- DATASET ROWS:
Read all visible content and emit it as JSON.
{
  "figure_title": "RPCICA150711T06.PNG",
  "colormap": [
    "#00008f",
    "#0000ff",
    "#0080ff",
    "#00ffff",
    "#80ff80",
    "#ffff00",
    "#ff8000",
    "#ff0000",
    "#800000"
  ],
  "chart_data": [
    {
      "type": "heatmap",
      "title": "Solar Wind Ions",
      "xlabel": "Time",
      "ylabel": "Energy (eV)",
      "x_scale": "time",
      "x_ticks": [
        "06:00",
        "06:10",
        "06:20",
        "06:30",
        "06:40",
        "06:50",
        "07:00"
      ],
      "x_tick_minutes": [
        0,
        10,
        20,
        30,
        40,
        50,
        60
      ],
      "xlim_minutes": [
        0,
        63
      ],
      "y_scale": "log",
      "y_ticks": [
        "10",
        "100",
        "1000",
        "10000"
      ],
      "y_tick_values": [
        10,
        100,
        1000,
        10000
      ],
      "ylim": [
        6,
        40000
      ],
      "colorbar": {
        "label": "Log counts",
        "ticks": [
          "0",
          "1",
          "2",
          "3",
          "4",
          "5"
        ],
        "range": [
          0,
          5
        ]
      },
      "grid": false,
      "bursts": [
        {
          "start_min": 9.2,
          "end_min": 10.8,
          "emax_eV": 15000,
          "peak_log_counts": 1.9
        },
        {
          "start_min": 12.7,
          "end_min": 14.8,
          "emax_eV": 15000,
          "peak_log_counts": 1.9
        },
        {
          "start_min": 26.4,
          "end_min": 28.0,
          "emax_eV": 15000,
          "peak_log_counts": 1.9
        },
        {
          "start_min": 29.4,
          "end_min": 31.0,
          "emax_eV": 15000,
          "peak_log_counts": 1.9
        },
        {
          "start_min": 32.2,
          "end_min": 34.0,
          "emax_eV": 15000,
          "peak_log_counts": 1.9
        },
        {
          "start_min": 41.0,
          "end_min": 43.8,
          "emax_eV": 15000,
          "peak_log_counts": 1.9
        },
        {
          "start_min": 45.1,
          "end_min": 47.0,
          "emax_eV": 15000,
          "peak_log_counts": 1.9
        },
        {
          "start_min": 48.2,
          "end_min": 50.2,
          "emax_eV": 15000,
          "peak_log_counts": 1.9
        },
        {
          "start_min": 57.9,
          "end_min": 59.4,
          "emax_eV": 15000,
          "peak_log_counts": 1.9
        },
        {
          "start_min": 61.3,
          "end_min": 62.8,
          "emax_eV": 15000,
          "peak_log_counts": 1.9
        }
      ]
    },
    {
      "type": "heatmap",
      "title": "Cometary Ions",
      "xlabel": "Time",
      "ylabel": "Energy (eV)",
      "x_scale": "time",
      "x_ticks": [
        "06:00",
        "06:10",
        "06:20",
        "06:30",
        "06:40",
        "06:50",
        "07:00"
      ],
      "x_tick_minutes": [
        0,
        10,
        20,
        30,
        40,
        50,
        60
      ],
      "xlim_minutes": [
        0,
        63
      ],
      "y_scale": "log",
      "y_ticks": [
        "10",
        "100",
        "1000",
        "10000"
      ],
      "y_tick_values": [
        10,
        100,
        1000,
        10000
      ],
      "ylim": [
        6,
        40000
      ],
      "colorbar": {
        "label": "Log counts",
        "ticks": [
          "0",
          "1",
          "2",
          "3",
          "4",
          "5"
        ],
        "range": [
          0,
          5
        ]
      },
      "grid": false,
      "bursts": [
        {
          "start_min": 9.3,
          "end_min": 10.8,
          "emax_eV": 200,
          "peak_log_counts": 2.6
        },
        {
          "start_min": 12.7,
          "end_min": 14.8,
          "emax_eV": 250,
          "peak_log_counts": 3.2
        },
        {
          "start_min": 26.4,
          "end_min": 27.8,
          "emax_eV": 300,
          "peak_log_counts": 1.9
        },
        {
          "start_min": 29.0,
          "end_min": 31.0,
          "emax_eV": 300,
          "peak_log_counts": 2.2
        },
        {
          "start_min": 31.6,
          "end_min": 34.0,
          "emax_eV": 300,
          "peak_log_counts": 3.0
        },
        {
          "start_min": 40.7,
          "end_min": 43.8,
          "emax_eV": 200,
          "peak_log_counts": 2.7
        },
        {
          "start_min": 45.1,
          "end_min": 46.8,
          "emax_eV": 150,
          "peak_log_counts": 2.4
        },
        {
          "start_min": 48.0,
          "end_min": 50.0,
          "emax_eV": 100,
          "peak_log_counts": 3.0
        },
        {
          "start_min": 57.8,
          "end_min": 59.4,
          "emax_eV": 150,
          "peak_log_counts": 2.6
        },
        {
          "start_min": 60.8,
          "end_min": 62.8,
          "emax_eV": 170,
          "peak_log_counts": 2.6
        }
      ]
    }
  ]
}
* * *
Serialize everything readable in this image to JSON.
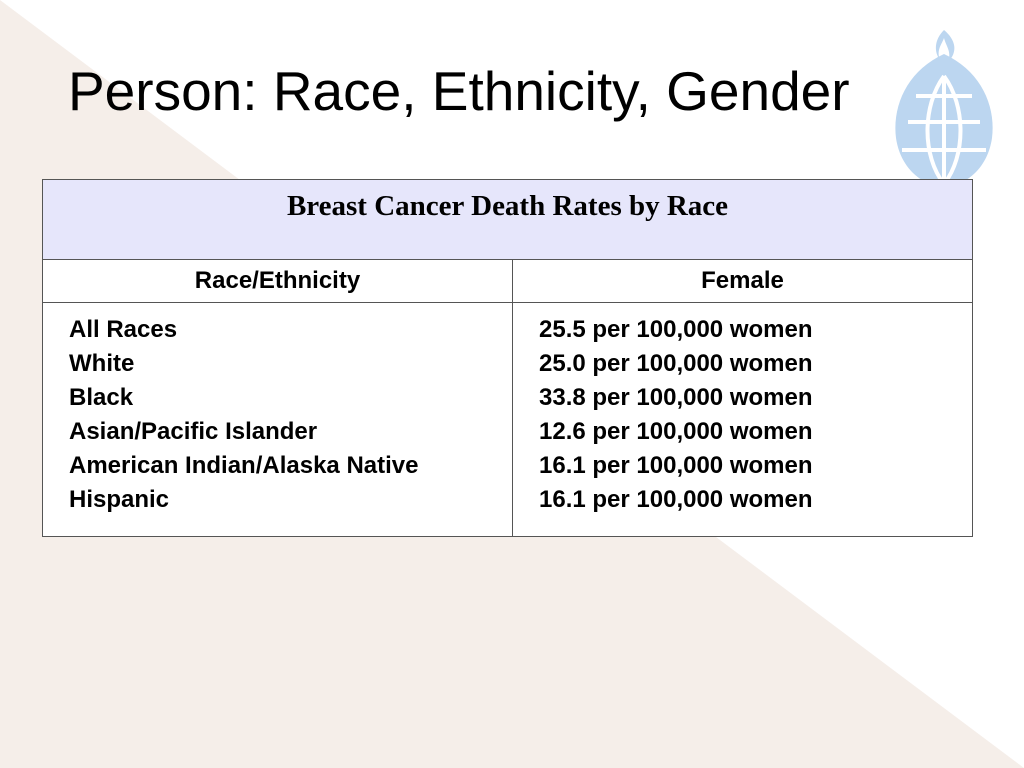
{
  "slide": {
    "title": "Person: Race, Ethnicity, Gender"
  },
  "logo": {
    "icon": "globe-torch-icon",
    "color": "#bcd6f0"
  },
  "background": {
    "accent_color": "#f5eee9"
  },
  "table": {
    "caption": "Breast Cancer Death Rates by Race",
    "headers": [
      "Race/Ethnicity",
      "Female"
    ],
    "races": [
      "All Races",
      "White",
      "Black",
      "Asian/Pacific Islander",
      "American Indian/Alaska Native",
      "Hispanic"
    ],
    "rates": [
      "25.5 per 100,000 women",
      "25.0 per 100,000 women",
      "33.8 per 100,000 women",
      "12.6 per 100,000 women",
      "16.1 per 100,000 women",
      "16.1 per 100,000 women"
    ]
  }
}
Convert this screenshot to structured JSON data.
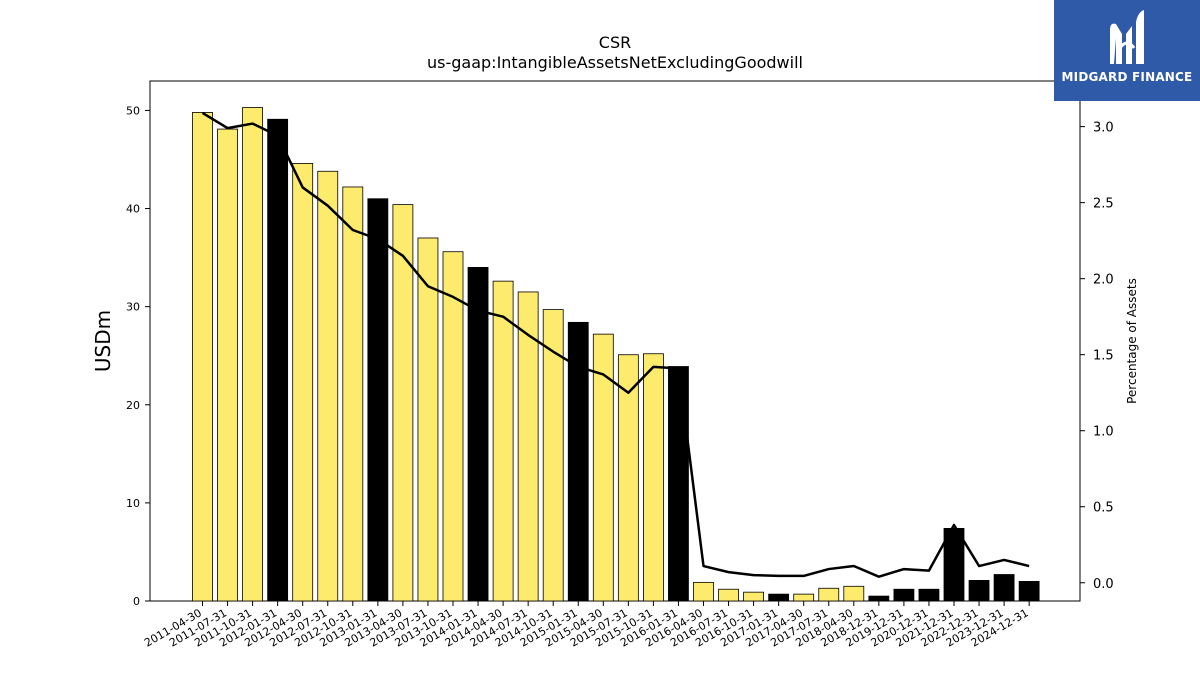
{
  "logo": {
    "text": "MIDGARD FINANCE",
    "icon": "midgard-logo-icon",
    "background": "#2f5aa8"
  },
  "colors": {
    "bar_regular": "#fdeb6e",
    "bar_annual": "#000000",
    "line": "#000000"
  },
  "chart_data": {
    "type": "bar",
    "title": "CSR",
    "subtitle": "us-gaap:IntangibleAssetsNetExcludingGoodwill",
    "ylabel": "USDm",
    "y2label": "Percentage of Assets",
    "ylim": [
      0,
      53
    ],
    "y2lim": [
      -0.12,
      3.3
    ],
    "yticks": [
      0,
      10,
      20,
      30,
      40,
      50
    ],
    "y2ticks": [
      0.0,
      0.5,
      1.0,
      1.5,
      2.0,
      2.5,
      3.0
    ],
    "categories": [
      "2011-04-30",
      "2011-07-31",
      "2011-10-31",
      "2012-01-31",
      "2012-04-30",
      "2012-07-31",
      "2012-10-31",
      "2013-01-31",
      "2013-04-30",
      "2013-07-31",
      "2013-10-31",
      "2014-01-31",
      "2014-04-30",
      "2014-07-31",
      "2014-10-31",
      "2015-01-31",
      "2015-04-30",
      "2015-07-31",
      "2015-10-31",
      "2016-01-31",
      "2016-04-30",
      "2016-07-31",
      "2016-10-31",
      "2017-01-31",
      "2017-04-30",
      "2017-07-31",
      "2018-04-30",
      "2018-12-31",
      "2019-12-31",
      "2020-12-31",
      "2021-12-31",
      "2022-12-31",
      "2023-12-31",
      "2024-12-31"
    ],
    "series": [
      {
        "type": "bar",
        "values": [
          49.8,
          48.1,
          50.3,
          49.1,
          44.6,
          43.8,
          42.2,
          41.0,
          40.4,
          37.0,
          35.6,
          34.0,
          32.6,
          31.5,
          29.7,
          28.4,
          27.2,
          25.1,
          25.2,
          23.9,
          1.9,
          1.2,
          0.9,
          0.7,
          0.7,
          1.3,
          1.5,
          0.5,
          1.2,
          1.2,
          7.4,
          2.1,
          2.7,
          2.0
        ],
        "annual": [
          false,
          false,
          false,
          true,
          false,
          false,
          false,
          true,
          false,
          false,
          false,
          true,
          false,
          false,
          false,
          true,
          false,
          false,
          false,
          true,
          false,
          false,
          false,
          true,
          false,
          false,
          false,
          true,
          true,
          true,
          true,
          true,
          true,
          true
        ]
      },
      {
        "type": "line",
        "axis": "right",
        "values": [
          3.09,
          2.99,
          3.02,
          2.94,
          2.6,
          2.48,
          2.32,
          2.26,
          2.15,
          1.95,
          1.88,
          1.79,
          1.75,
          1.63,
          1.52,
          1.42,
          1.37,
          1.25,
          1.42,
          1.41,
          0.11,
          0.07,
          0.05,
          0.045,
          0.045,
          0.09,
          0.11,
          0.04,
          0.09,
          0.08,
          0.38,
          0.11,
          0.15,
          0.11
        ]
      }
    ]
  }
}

- AIM: From the entries above, return each line with the word "Ethnicity" in it.

- IN RESPONSE:
    "title": "Person: Race, Ethnicity, Gender"
      "Race/Ethnicity",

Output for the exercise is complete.